━━━ Records for this exercise ━━━

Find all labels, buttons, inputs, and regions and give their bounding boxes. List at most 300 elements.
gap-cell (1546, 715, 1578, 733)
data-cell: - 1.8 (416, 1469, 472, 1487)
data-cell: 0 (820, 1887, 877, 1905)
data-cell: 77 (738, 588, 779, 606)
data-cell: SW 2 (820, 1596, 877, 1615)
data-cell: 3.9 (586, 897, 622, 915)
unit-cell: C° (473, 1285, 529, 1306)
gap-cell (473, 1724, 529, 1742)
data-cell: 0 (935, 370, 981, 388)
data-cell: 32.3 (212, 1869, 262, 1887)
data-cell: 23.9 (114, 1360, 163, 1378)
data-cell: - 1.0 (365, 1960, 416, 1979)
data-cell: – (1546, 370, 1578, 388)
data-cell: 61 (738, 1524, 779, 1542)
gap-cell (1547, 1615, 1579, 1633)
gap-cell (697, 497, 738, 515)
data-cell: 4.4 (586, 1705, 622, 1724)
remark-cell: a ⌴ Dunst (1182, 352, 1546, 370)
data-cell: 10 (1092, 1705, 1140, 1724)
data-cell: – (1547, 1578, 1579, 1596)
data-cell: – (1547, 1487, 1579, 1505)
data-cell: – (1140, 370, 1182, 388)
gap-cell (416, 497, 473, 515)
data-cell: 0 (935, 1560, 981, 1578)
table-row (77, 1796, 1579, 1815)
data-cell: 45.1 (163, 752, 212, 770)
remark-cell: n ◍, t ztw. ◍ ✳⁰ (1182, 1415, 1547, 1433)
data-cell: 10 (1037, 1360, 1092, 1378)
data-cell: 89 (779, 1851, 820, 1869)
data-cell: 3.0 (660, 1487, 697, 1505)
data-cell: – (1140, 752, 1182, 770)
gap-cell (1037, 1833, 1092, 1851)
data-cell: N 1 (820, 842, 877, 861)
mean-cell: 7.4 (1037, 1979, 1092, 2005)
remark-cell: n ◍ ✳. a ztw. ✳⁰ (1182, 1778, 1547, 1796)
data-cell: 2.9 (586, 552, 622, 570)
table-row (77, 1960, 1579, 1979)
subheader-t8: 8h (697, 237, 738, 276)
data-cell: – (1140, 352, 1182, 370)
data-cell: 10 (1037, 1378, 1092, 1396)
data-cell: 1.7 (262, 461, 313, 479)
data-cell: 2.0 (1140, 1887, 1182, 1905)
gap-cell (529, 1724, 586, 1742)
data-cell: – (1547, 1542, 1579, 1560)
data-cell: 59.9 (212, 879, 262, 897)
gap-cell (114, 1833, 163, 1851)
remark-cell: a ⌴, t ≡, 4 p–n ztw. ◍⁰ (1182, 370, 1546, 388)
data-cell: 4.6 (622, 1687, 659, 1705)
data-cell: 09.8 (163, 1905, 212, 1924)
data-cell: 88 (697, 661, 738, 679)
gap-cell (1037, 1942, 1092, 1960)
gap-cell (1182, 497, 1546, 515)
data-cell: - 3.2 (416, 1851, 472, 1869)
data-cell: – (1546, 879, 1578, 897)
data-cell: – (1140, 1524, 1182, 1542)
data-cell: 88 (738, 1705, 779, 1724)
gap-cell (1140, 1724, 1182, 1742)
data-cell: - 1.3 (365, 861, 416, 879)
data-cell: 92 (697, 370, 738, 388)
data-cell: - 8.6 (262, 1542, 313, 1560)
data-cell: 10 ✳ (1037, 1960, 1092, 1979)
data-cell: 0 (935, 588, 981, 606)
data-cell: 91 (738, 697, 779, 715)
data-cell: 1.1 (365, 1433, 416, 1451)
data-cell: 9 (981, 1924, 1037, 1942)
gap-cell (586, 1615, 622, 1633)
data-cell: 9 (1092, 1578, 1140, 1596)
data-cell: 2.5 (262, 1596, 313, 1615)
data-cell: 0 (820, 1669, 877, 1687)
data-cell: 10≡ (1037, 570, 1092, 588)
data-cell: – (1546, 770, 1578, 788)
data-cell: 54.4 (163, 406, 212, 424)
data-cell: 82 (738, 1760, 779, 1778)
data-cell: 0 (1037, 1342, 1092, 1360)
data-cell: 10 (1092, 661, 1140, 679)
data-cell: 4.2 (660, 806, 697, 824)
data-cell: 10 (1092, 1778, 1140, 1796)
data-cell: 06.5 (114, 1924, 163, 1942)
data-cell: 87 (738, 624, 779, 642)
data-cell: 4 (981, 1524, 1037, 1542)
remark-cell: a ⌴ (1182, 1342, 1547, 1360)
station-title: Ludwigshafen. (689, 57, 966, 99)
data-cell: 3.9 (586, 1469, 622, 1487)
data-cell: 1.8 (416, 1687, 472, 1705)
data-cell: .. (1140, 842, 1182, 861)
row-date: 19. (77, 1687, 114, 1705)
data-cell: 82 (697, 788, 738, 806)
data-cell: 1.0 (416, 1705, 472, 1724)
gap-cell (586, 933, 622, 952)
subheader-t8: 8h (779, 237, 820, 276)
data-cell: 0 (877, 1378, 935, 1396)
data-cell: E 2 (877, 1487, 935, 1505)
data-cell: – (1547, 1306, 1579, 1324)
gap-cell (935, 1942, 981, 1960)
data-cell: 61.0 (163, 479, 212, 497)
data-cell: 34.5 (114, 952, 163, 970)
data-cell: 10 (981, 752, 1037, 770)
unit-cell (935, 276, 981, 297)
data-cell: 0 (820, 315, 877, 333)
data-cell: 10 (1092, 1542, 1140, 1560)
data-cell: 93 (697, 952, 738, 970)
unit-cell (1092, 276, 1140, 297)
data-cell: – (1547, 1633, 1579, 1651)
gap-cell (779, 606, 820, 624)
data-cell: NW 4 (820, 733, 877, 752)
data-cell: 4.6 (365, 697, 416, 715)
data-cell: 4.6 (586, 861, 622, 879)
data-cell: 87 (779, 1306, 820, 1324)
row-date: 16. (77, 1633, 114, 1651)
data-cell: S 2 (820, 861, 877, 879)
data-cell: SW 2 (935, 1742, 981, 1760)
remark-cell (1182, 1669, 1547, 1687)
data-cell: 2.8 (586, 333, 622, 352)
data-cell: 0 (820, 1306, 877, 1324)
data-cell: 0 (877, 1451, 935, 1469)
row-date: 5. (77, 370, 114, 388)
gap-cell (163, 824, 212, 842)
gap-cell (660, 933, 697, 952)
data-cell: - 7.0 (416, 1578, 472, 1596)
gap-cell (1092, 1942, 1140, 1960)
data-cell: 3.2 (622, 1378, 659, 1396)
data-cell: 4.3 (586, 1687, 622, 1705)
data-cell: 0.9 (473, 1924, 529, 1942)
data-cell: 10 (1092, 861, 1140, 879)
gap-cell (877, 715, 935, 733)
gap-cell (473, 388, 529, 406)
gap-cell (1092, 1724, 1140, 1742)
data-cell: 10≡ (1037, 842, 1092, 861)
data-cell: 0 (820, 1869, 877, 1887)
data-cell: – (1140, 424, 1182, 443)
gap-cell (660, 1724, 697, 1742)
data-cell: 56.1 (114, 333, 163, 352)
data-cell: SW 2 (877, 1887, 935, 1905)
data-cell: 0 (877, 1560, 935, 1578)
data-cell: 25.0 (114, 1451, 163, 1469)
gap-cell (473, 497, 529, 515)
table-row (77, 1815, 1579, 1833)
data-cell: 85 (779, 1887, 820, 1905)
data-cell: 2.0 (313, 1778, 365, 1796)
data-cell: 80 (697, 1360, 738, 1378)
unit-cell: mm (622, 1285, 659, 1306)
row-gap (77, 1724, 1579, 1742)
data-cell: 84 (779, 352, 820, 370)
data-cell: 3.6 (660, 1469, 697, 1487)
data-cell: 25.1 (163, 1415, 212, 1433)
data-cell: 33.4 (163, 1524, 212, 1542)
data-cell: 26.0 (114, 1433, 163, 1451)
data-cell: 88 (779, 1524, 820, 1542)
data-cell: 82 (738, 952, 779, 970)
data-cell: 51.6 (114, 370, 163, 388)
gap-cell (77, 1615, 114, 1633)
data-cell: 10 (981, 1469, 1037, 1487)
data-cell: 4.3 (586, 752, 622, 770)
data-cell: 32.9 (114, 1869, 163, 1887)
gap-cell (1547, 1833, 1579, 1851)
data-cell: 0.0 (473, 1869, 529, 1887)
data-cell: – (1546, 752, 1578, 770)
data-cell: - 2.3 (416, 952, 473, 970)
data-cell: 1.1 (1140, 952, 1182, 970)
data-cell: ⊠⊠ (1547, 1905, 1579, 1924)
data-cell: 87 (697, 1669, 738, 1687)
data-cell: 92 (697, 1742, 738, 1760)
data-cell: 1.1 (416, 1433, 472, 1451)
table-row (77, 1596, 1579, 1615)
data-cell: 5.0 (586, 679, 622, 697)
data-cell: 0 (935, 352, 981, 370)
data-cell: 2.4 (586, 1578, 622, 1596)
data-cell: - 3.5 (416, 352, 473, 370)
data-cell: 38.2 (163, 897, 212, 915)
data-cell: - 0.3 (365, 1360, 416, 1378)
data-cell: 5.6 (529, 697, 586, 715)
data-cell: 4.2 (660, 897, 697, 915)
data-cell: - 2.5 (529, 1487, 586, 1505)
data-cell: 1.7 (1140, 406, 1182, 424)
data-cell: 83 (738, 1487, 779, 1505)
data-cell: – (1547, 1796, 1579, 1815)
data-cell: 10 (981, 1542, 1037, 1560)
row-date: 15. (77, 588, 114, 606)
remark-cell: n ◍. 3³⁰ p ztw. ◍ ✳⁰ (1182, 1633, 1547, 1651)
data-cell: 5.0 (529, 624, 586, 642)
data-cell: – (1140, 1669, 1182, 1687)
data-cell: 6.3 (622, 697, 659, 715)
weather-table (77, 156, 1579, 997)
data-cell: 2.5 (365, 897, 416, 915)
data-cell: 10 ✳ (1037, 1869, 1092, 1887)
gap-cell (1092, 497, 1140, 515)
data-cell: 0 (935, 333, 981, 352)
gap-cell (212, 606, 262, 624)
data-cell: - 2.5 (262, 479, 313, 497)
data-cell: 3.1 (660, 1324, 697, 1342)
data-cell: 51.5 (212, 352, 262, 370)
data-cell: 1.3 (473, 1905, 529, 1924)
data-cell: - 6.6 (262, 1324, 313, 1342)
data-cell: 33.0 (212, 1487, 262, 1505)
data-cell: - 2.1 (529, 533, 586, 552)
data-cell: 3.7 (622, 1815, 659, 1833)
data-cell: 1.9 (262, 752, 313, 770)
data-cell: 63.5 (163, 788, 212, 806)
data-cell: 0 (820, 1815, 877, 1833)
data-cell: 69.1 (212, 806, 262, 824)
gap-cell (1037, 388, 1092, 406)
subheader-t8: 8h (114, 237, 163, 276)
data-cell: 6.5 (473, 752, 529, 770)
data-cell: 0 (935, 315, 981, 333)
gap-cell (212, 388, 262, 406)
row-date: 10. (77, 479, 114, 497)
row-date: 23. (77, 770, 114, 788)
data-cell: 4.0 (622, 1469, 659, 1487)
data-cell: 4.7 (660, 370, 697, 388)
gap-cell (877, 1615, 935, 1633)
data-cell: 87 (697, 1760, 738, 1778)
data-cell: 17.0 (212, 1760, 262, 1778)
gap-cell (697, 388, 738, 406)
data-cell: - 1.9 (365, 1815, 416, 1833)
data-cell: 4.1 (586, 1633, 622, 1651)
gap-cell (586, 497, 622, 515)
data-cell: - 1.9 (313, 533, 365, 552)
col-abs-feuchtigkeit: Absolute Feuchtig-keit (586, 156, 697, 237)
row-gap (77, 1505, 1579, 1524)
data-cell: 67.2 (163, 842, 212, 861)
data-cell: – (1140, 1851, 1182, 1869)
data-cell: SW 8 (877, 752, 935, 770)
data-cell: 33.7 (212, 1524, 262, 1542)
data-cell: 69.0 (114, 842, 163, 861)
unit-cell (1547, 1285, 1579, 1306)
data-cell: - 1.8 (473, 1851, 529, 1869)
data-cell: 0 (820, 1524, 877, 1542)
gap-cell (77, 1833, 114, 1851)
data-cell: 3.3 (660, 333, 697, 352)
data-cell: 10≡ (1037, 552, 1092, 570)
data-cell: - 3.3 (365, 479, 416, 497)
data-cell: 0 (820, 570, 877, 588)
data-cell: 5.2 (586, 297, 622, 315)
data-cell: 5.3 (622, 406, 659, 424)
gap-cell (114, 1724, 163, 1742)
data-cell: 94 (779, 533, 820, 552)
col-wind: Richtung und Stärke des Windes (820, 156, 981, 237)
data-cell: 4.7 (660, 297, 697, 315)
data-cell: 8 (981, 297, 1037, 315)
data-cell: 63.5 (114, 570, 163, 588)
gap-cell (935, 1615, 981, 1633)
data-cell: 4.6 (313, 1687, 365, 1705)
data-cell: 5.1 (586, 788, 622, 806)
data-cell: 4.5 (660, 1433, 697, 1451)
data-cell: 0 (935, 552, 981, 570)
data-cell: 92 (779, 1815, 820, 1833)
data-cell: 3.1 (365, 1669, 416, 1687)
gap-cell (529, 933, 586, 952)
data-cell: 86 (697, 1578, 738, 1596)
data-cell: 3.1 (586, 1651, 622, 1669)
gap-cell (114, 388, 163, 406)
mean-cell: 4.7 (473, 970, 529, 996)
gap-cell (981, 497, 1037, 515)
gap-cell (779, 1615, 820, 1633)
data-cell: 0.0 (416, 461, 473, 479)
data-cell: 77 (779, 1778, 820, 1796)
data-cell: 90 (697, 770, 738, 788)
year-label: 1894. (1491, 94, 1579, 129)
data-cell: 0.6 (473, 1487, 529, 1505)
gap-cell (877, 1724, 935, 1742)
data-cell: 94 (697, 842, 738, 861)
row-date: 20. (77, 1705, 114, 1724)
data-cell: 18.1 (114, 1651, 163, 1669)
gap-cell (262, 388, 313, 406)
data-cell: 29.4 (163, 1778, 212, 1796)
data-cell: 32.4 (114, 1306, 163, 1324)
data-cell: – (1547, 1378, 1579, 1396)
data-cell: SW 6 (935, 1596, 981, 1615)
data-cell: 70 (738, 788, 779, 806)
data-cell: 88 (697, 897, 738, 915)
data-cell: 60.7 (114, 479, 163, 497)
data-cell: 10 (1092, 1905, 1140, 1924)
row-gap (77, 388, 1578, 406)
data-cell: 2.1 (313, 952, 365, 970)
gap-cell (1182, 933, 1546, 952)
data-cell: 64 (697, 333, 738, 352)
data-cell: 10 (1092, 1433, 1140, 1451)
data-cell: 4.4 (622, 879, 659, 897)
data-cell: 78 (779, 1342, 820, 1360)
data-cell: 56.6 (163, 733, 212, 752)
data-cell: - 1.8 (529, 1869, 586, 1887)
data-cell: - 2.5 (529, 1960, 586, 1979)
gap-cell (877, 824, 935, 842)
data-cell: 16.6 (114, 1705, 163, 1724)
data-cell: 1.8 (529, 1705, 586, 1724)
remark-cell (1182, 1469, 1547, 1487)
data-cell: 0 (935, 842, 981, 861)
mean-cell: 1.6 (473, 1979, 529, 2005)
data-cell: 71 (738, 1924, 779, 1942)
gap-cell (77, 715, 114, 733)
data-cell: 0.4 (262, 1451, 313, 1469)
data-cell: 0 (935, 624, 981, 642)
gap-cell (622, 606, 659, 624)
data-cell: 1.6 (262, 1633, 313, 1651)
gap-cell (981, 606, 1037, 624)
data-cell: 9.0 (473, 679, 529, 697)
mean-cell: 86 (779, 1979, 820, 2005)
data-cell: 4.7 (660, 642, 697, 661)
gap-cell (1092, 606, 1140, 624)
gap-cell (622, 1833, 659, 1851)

━━━

■ What to do
Reproduce the records word for word, beginning with their first line and stopping after the line that contains "gap-cell (697, 497, 738, 515)", with both of those lines included.

■ Result
Find all labels, buttons, inputs, and regions and give their bounding boxes. List at most 300 elements.
gap-cell (1546, 715, 1578, 733)
data-cell: - 1.8 (416, 1469, 472, 1487)
data-cell: 0 (820, 1887, 877, 1905)
data-cell: 77 (738, 588, 779, 606)
data-cell: SW 2 (820, 1596, 877, 1615)
data-cell: 3.9 (586, 897, 622, 915)
unit-cell: C° (473, 1285, 529, 1306)
gap-cell (473, 1724, 529, 1742)
data-cell: 0 (935, 370, 981, 388)
data-cell: 32.3 (212, 1869, 262, 1887)
data-cell: 23.9 (114, 1360, 163, 1378)
data-cell: - 1.0 (365, 1960, 416, 1979)
data-cell: – (1546, 370, 1578, 388)
data-cell: 61 (738, 1524, 779, 1542)
gap-cell (1547, 1615, 1579, 1633)
gap-cell (697, 497, 738, 515)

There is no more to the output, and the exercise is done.